To do = How many lines in the entries below contain "description"? Answer with the number only.
------ Records for the exercise
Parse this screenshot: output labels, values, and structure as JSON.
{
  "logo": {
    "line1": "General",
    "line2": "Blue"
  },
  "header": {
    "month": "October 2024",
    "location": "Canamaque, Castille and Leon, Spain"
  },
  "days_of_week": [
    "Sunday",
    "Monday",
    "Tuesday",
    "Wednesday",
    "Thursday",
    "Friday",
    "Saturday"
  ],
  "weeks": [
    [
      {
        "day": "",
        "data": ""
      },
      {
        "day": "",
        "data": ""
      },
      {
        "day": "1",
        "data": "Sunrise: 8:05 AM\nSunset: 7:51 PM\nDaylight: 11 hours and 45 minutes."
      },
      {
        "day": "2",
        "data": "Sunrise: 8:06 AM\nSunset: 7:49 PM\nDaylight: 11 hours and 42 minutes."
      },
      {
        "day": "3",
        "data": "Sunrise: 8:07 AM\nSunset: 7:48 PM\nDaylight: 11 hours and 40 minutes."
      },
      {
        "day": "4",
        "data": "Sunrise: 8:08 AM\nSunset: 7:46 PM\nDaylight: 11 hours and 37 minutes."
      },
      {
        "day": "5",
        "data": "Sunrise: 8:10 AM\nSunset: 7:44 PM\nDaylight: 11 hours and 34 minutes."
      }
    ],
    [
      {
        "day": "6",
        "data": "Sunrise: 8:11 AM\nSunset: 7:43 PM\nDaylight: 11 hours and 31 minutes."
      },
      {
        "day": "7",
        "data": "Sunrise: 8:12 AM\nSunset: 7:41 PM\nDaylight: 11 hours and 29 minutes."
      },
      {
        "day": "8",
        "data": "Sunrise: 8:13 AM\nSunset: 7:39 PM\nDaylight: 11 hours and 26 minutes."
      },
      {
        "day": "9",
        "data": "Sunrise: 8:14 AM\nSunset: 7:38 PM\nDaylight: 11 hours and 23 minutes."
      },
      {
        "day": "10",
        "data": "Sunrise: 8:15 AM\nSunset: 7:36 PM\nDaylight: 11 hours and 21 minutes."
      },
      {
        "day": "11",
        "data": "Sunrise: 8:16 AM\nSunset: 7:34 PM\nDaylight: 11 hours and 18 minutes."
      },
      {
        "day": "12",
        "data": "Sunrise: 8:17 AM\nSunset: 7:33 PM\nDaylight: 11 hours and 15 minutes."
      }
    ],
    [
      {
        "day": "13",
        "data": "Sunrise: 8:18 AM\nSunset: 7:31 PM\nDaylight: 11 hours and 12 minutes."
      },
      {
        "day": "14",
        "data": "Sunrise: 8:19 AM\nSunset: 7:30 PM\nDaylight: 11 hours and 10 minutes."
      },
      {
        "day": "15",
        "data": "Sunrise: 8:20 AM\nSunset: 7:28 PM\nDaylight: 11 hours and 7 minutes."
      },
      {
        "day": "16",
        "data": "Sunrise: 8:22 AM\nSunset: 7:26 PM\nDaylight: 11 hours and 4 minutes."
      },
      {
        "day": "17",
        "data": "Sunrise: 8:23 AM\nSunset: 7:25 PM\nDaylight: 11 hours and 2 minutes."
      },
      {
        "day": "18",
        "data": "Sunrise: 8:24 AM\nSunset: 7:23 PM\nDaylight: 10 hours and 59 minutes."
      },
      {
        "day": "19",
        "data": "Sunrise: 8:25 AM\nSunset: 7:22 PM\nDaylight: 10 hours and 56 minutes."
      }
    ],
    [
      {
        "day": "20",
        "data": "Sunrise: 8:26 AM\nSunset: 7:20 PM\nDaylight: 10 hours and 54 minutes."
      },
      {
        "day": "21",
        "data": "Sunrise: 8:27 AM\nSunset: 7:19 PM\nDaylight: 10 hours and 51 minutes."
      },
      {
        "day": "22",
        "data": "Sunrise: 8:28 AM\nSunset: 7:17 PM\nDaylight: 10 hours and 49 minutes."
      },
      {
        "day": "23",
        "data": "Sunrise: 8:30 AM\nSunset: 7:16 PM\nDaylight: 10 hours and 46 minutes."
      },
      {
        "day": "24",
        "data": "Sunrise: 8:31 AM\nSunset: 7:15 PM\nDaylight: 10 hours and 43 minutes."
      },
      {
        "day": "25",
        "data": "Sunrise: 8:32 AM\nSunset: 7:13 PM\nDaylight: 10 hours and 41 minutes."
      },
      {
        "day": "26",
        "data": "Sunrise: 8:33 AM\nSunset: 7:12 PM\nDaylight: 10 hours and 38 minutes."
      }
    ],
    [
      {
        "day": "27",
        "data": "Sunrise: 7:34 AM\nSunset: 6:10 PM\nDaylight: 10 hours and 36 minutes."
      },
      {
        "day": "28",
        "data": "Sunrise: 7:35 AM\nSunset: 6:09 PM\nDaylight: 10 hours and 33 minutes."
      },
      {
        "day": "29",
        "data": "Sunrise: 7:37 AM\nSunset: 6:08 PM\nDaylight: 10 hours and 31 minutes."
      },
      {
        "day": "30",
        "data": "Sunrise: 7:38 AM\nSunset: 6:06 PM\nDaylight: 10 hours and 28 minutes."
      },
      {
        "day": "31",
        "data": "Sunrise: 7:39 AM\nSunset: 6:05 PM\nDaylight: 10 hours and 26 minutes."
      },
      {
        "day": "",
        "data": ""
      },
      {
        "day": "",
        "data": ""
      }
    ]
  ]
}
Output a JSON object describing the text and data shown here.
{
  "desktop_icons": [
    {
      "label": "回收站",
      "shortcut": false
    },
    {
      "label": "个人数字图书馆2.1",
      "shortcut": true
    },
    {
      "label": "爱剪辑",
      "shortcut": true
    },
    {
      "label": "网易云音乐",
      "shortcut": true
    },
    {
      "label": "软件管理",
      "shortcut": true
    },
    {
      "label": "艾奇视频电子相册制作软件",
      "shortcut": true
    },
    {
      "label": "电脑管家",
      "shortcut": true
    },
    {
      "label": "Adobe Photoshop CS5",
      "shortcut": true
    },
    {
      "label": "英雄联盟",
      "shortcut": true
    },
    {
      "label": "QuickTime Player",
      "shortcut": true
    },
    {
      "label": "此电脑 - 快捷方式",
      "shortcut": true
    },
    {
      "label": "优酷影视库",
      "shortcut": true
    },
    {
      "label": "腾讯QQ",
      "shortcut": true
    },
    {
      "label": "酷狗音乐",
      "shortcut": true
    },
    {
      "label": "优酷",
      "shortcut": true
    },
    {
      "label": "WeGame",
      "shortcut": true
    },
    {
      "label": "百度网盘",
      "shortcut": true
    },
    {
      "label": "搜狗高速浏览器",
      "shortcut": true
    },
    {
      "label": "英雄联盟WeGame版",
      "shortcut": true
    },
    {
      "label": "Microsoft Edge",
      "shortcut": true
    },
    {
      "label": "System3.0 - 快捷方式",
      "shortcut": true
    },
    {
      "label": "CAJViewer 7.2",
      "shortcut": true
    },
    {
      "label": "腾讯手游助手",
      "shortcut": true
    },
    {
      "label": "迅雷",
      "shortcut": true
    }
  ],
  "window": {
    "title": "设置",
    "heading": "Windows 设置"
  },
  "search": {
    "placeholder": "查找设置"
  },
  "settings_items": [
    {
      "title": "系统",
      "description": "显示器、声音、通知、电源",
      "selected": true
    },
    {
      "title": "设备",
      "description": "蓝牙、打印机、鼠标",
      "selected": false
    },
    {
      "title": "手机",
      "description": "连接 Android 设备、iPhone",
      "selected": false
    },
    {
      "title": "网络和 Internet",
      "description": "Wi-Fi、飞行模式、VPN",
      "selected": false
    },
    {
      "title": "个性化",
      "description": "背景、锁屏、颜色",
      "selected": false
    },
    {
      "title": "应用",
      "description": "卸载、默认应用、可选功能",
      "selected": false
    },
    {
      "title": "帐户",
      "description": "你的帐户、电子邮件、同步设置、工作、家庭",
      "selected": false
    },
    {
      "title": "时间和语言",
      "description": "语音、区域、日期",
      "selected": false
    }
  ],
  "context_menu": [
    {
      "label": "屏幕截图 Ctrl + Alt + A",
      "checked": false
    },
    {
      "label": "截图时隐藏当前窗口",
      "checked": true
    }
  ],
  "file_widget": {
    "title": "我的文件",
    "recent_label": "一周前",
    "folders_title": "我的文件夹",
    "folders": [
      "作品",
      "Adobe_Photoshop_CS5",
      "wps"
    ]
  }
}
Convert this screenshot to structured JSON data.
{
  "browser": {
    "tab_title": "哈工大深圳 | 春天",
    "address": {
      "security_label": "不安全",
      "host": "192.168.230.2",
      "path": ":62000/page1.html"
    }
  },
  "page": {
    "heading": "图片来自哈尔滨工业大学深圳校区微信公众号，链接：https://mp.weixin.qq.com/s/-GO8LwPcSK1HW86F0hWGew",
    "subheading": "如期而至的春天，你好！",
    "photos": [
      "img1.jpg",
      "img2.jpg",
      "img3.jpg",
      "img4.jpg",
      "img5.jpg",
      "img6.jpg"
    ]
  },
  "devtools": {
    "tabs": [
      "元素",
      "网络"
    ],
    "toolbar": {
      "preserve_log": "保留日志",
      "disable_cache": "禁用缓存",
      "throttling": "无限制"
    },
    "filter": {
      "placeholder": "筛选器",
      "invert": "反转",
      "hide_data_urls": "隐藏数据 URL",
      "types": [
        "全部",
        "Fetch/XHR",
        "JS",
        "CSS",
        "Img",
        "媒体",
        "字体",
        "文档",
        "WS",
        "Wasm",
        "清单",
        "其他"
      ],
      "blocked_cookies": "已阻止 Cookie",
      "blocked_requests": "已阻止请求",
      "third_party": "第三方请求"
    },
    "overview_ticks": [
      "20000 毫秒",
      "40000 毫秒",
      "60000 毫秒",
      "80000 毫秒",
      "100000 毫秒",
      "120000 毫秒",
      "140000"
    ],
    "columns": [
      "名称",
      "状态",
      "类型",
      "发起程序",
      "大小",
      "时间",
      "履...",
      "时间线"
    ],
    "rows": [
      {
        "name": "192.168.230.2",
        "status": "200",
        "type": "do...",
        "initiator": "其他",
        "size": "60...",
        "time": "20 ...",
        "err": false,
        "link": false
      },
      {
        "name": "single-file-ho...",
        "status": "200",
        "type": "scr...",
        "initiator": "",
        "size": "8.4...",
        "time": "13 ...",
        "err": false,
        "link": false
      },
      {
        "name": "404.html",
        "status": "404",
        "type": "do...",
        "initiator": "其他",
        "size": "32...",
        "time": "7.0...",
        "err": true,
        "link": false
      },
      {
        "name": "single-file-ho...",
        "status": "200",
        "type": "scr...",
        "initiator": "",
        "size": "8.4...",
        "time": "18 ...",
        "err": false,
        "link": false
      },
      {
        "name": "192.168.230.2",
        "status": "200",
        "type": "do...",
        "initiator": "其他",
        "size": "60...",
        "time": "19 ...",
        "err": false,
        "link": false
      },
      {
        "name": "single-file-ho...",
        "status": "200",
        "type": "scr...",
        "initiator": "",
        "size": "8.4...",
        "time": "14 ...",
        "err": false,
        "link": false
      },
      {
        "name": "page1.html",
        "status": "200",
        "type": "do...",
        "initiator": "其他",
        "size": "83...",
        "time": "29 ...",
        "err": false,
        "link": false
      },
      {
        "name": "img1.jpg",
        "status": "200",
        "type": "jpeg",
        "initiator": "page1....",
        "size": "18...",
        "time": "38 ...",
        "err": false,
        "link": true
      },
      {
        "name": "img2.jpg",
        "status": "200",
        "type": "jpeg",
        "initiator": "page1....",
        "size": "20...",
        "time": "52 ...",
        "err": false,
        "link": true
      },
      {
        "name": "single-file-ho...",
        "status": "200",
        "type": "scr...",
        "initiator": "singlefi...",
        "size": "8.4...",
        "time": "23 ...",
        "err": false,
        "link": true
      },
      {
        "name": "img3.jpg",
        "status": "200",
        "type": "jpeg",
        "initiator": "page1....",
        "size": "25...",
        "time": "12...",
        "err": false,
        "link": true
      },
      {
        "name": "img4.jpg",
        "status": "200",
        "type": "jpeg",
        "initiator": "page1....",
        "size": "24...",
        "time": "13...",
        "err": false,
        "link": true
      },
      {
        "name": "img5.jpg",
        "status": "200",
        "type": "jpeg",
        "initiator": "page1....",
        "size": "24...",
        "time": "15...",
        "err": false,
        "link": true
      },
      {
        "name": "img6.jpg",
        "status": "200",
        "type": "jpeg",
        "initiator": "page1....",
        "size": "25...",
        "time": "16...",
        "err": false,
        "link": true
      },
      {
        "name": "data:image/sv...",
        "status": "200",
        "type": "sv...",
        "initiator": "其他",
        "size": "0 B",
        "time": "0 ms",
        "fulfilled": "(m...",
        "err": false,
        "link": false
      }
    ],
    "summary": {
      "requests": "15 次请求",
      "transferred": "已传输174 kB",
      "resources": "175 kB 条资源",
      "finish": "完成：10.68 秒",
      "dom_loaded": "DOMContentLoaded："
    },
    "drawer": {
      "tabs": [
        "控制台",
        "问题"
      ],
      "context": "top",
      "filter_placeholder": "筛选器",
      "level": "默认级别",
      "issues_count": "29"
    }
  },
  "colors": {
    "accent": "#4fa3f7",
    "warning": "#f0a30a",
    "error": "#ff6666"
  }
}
------------
Problem solution = 8